:: Exercise details ::
Give the data below again, word for word.

:: Data excerpts ::

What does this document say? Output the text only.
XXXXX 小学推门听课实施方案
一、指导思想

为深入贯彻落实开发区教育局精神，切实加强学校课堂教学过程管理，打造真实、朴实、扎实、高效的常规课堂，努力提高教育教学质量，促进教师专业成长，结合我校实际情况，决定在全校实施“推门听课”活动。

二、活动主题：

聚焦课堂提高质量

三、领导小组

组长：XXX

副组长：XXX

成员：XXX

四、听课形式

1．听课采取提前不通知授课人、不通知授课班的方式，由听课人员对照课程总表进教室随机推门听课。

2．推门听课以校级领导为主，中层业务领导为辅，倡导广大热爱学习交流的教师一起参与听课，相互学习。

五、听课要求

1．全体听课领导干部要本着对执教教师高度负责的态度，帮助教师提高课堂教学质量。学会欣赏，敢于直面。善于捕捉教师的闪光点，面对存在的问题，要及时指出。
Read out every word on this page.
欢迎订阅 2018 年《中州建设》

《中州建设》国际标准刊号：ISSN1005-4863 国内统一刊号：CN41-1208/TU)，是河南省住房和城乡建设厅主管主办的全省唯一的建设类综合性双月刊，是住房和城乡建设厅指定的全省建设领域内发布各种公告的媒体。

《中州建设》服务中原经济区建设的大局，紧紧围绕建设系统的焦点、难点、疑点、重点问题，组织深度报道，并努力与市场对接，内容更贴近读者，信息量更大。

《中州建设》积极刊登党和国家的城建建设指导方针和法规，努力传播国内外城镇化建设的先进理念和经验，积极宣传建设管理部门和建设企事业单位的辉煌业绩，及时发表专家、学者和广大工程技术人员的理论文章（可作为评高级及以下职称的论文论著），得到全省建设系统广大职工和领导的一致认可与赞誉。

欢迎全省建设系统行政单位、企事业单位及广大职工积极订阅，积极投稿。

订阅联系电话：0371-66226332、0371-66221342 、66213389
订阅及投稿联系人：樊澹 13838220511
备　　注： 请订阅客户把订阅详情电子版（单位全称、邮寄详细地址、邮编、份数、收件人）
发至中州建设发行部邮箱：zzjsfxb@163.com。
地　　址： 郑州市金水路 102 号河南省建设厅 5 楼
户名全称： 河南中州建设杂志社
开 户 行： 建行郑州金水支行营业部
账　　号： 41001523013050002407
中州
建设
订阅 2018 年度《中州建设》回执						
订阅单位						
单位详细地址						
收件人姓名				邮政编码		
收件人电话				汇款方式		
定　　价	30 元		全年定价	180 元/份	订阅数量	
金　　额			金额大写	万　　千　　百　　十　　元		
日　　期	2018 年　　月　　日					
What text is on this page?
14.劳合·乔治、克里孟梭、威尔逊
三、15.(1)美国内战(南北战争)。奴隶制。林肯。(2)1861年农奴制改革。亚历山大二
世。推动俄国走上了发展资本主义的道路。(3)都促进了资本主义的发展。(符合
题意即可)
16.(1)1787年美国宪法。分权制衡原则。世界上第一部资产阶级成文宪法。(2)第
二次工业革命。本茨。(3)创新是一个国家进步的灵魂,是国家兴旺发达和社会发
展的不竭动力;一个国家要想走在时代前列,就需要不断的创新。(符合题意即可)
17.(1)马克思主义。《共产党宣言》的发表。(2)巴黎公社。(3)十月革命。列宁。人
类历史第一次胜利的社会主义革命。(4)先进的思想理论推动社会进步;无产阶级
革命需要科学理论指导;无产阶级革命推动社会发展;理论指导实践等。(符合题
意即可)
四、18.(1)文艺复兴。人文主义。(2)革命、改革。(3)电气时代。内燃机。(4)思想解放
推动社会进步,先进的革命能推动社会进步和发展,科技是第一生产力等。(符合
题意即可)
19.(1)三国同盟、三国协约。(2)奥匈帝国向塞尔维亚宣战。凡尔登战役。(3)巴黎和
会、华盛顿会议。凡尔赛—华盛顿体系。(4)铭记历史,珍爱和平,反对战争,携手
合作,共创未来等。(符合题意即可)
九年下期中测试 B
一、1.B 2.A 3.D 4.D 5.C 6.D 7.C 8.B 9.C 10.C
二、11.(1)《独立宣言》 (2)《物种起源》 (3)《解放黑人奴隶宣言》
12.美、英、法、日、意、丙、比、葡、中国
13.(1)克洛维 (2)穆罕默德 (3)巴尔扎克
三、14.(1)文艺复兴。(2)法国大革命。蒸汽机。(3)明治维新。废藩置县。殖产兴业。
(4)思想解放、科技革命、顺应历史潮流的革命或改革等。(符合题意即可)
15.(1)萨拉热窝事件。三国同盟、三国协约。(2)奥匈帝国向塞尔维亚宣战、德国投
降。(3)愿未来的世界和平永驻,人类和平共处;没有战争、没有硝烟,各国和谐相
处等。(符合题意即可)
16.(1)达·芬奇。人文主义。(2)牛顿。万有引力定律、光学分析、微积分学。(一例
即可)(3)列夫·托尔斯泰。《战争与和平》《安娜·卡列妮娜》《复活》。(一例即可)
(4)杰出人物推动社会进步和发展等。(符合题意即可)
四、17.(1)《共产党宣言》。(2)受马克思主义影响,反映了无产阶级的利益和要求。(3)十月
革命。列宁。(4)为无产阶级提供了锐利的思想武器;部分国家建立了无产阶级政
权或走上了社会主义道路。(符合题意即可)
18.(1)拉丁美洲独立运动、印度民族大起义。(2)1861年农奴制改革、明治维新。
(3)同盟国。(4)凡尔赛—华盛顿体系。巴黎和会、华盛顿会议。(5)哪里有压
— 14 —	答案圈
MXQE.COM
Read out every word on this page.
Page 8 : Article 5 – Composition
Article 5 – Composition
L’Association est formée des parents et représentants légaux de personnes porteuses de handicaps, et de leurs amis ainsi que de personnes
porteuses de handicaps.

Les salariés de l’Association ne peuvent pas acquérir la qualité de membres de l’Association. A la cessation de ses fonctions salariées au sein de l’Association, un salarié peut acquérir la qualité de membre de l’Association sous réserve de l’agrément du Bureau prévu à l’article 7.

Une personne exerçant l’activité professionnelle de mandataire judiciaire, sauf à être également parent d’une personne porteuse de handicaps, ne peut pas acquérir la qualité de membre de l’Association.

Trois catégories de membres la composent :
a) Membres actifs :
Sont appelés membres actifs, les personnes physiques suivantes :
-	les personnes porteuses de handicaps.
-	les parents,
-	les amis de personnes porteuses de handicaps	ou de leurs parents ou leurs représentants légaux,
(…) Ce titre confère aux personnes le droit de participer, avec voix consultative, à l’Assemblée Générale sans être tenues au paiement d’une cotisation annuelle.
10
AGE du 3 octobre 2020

:: Answer to the task ::
What does this document say? Output the text only.
XXXXX 小学推门听课实施方案
一、指导思想

为深入贯彻落实开发区教育局精神，切实加强学校课堂教学过程管理，打造真实、朴实、扎实、高效的常规课堂，努力提高教育教学质量，促进教师专业成长，结合我校实际情况，决定在全校实施“推门听课”活动。

二、活动主题：

聚焦课堂提高质量

三、领导小组

组长：XXX

副组长：XXX

成员：XXX

四、听课形式

1．听课采取提前不通知授课人、不通知授课班的方式，由听课人员对照课程总表进教室随机推门听课。

2．推门听课以校级领导为主，中层业务领导为辅，倡导广大热爱学习交流的教师一起参与听课，相互学习。

五、听课要求

1．全体听课领导干部要本着对执教教师高度负责的态度，帮助教师提高课堂教学质量。学会欣赏，敢于直面。善于捕捉教师的闪光点，面对存在的问题，要及时指出。
Read out every word on this page.
欢迎订阅 2018 年《中州建设》

《中州建设》国际标准刊号：ISSN1005-4863 国内统一刊号：CN41-1208/TU)，是河南省住房和城乡建设厅主管主办的全省唯一的建设类综合性双月刊，是住房和城乡建设厅指定的全省建设领域内发布各种公告的媒体。

《中州建设》服务中原经济区建设的大局，紧紧围绕建设系统的焦点、难点、疑点、重点问题，组织深度报道，并努力与市场对接，内容更贴近读者，信息量更大。

《中州建设》积极刊登党和国家的城建建设指导方针和法规，努力传播国内外城镇化建设的先进理念和经验，积极宣传建设管理部门和建设企事业单位的辉煌业绩，及时发表专家、学者和广大工程技术人员的理论文章（可作为评高级及以下职称的论文论著），得到全省建设系统广大职工和领导的一致认可与赞誉。

欢迎全省建设系统行政单位、企事业单位及广大职工积极订阅，积极投稿。

订阅联系电话：0371-66226332、0371-66221342 、66213389
订阅及投稿联系人：樊澹 13838220511
备　　注： 请订阅客户把订阅详情电子版（单位全称、邮寄详细地址、邮编、份数、收件人）
发至中州建设发行部邮箱：zzjsfxb@163.com。
地　　址： 郑州市金水路 102 号河南省建设厅 5 楼
户名全称： 河南中州建设杂志社
开 户 行： 建行郑州金水支行营业部
账　　号： 41001523013050002407
中州
建设
订阅 2018 年度《中州建设》回执						
订阅单位						
单位详细地址						
收件人姓名				邮政编码		
收件人电话				汇款方式		
定　　价	30 元		全年定价	180 元/份	订阅数量	
金　　额			金额大写	万　　千　　百　　十　　元		
日　　期	2018 年　　月　　日					
What text is on this page?
14.劳合·乔治、克里孟梭、威尔逊
三、15.(1)美国内战(南北战争)。奴隶制。林肯。(2)1861年农奴制改革。亚历山大二
世。推动俄国走上了发展资本主义的道路。(3)都促进了资本主义的发展。(符合
题意即可)
16.(1)1787年美国宪法。分权制衡原则。世界上第一部资产阶级成文宪法。(2)第
二次工业革命。本茨。(3)创新是一个国家进步的灵魂,是国家兴旺发达和社会发
展的不竭动力;一个国家要想走在时代前列,就需要不断的创新。(符合题意即可)
17.(1)马克思主义。《共产党宣言》的发表。(2)巴黎公社。(3)十月革命。列宁。人
类历史第一次胜利的社会主义革命。(4)先进的思想理论推动社会进步;无产阶级
革命需要科学理论指导;无产阶级革命推动社会发展;理论指导实践等。(符合题
意即可)
四、18.(1)文艺复兴。人文主义。(2)革命、改革。(3)电气时代。内燃机。(4)思想解放
推动社会进步,先进的革命能推动社会进步和发展,科技是第一生产力等。(符合
题意即可)
19.(1)三国同盟、三国协约。(2)奥匈帝国向塞尔维亚宣战。凡尔登战役。(3)巴黎和
会、华盛顿会议。凡尔赛—华盛顿体系。(4)铭记历史,珍爱和平,反对战争,携手
合作,共创未来等。(符合题意即可)
九年下期中测试 B
一、1.B 2.A 3.D 4.D 5.C 6.D 7.C 8.B 9.C 10.C
二、11.(1)《独立宣言》 (2)《物种起源》 (3)《解放黑人奴隶宣言》
12.美、英、法、日、意、丙、比、葡、中国
13.(1)克洛维 (2)穆罕默德 (3)巴尔扎克
三、14.(1)文艺复兴。(2)法国大革命。蒸汽机。(3)明治维新。废藩置县。殖产兴业。
(4)思想解放、科技革命、顺应历史潮流的革命或改革等。(符合题意即可)
15.(1)萨拉热窝事件。三国同盟、三国协约。(2)奥匈帝国向塞尔维亚宣战、德国投
降。(3)愿未来的世界和平永驻,人类和平共处;没有战争、没有硝烟,各国和谐相
处等。(符合题意即可)
16.(1)达·芬奇。人文主义。(2)牛顿。万有引力定律、光学分析、微积分学。(一例
即可)(3)列夫·托尔斯泰。《战争与和平》《安娜·卡列妮娜》《复活》。(一例即可)
(4)杰出人物推动社会进步和发展等。(符合题意即可)
四、17.(1)《共产党宣言》。(2)受马克思主义影响,反映了无产阶级的利益和要求。(3)十月
革命。列宁。(4)为无产阶级提供了锐利的思想武器;部分国家建立了无产阶级政
权或走上了社会主义道路。(符合题意即可)
18.(1)拉丁美洲独立运动、印度民族大起义。(2)1861年农奴制改革、明治维新。
(3)同盟国。(4)凡尔赛—华盛顿体系。巴黎和会、华盛顿会议。(5)哪里有压
— 14 —	答案圈
MXQE.COM
Read out every word on this page.
Page 8 : Article 5 – Composition
Article 5 – Composition
L’Association est formée des parents et représentants légaux de personnes porteuses de handicaps, et de leurs amis ainsi que de personnes
porteuses de handicaps.

Les salariés de l’Association ne peuvent pas acquérir la qualité de membres de l’Association. A la cessation de ses fonctions salariées au sein de l’Association, un salarié peut acquérir la qualité de membre de l’Association sous réserve de l’agrément du Bureau prévu à l’article 7.

Une personne exerçant l’activité professionnelle de mandataire judiciaire, sauf à être également parent d’une personne porteuse de handicaps, ne peut pas acquérir la qualité de membre de l’Association.

Trois catégories de membres la composent :
a) Membres actifs :
Sont appelés membres actifs, les personnes physiques suivantes :
-	les personnes porteuses de handicaps.
-	les parents,
-	les amis de personnes porteuses de handicaps	ou de leurs parents ou leurs représentants légaux,
(…) Ce titre confère aux personnes le droit de participer, avec voix consultative, à l’Assemblée Générale sans être tenues au paiement d’une cotisation annuelle.
10
AGE du 3 octobre 2020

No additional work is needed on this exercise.